**DIRECTIVE**. Search the material below for the word "Generic". Copy every line that has it.

═══ LISTING

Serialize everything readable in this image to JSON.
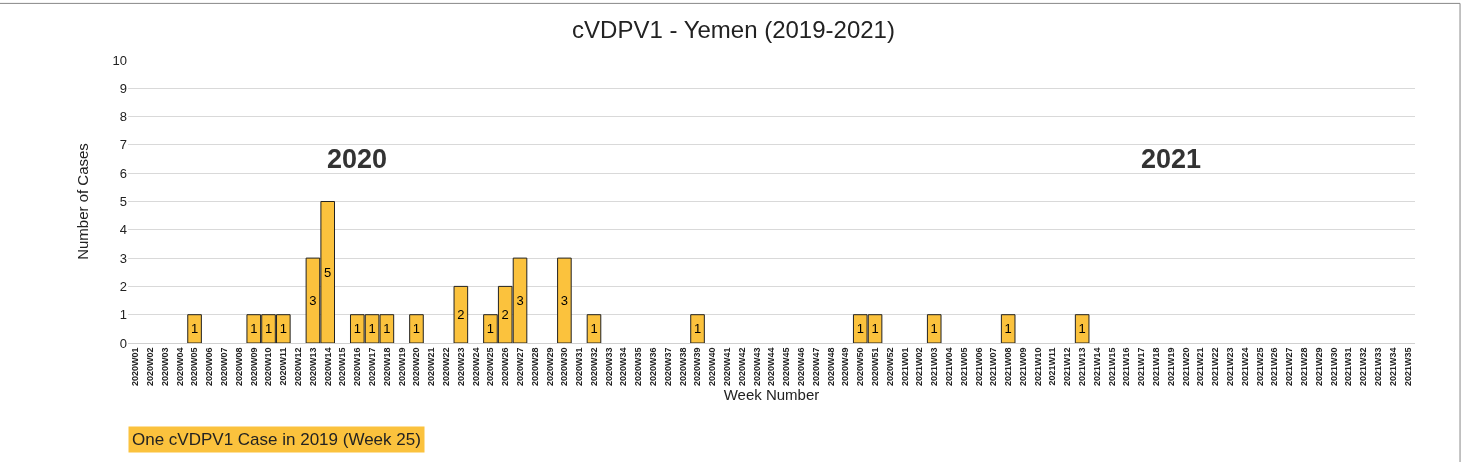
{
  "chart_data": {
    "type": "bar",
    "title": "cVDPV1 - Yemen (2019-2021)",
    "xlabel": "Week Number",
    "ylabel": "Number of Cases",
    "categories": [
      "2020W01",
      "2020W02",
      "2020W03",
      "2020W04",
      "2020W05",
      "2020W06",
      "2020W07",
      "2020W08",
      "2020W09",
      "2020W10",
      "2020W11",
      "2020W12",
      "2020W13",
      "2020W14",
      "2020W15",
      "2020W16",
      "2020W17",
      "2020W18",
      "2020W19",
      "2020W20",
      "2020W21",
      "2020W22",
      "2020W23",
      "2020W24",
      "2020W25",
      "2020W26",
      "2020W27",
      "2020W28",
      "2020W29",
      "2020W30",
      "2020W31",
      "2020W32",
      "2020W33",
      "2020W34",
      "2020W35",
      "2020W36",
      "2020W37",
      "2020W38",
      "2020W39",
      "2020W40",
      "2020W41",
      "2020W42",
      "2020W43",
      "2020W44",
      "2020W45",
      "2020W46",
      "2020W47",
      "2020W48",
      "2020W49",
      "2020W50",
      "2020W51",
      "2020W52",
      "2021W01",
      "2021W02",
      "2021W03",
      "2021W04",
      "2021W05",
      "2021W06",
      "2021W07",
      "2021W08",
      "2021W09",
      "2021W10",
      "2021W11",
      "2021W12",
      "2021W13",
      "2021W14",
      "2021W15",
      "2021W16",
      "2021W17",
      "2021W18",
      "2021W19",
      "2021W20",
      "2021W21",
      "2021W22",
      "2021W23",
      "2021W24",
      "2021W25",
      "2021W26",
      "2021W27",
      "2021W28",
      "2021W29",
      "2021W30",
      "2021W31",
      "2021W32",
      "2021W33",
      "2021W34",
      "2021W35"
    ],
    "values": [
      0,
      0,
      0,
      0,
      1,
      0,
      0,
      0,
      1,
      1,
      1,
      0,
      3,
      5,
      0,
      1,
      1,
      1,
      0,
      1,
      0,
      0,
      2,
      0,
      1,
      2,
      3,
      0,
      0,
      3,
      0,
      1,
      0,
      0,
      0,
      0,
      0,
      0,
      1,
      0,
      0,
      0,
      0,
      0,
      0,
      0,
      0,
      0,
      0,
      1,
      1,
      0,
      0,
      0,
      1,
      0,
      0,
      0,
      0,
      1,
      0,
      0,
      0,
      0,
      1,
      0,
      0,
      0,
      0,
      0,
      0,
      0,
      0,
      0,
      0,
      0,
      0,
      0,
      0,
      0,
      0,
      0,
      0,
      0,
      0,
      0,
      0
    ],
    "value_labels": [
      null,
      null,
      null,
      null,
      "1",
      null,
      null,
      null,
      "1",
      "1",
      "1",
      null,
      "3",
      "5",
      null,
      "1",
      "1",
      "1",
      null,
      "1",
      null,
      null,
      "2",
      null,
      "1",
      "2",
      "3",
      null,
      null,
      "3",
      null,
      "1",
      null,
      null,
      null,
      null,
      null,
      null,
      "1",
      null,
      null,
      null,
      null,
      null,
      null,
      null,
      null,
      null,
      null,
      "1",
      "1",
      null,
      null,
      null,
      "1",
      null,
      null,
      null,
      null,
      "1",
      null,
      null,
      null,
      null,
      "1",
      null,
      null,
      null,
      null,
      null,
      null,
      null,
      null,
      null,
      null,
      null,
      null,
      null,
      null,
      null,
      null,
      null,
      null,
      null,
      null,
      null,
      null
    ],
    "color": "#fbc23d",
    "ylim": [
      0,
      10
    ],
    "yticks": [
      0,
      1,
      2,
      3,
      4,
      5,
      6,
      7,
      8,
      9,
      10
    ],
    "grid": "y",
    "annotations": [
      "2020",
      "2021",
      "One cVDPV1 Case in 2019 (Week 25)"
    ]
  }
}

══════
═══ LISTING

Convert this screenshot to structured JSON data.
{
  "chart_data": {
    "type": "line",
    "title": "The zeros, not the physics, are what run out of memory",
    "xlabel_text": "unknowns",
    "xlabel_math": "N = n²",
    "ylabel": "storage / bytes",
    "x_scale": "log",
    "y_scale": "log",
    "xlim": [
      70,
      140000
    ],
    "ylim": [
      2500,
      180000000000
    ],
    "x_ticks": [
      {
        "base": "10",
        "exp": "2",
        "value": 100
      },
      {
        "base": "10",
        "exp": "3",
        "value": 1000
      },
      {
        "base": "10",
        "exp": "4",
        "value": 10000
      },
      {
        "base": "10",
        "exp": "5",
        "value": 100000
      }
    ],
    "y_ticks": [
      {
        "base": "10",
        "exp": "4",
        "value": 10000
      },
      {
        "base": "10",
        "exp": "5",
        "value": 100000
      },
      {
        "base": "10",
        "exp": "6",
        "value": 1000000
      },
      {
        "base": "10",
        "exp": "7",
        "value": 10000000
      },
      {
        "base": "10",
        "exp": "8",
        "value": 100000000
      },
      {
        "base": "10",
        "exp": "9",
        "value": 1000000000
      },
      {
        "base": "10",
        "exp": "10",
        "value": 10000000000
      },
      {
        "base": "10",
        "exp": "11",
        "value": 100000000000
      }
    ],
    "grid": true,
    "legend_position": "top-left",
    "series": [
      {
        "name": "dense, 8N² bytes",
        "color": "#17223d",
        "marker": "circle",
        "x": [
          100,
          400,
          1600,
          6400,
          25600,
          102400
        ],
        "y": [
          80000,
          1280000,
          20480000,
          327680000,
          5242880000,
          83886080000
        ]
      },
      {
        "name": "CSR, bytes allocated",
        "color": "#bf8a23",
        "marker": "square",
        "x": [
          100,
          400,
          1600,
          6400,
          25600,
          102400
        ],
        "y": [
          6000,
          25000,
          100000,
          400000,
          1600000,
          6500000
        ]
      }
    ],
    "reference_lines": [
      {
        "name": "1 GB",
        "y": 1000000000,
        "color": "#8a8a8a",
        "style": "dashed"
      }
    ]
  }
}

══════
═══ LISTING

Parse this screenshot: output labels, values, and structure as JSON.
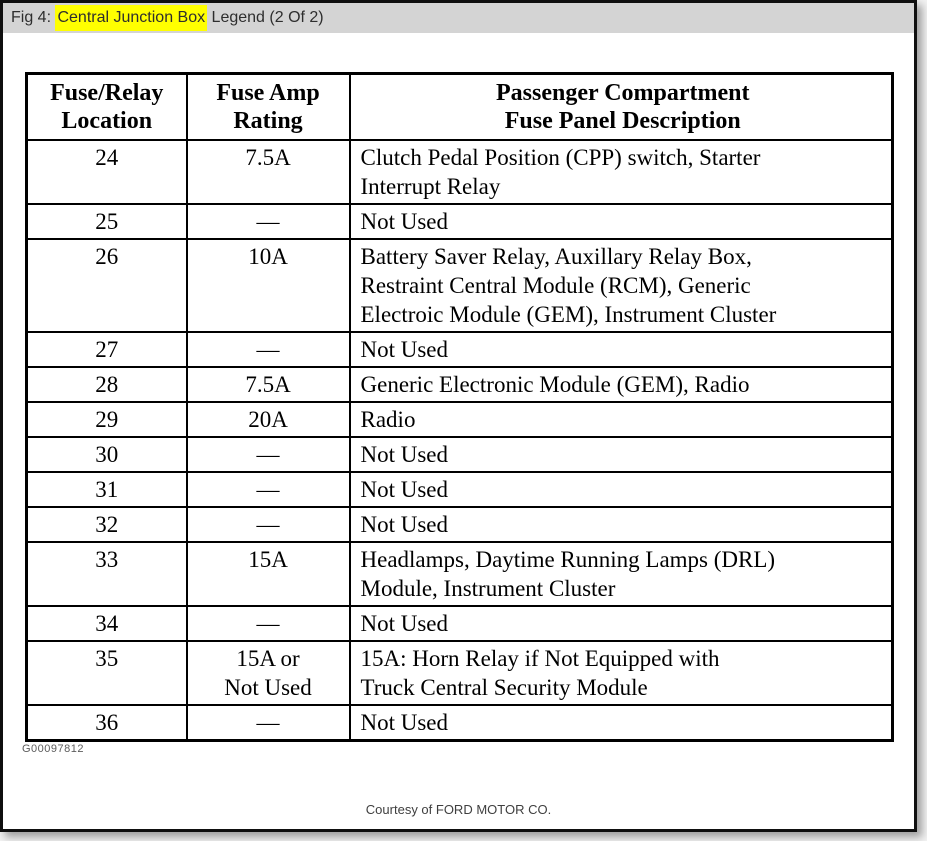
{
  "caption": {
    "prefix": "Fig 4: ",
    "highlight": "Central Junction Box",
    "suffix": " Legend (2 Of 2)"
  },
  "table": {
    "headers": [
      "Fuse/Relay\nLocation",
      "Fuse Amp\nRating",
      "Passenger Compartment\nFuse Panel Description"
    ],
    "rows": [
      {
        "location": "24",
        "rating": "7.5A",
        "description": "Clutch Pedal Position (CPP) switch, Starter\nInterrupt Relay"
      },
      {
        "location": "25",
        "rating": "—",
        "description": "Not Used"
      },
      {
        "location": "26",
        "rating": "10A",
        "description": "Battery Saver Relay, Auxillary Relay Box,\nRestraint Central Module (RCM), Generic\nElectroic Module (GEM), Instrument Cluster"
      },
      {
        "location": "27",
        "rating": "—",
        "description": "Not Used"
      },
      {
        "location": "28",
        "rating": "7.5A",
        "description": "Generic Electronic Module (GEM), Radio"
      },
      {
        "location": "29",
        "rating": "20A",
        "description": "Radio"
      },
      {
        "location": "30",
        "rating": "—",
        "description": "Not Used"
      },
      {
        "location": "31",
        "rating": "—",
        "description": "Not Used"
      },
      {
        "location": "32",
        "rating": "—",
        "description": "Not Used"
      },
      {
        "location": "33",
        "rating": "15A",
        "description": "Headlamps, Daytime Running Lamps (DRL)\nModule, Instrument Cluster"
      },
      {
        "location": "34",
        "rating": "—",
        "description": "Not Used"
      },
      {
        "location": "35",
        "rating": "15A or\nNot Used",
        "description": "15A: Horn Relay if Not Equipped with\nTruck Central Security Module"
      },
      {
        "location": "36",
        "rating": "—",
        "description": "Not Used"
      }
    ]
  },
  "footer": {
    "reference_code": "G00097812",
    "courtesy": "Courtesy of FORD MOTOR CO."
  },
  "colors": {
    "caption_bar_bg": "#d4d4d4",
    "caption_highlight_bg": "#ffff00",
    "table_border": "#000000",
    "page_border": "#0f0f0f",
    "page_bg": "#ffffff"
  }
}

══════

**EXERCISE RESULT**.
        "description": "Battery Saver Relay, Auxillary Relay Box,\nRestraint Central Module (RCM), Generic\nElectroic Module (GEM), Instrument Cluster"
        "description": "Generic Electronic Module (GEM), Radio"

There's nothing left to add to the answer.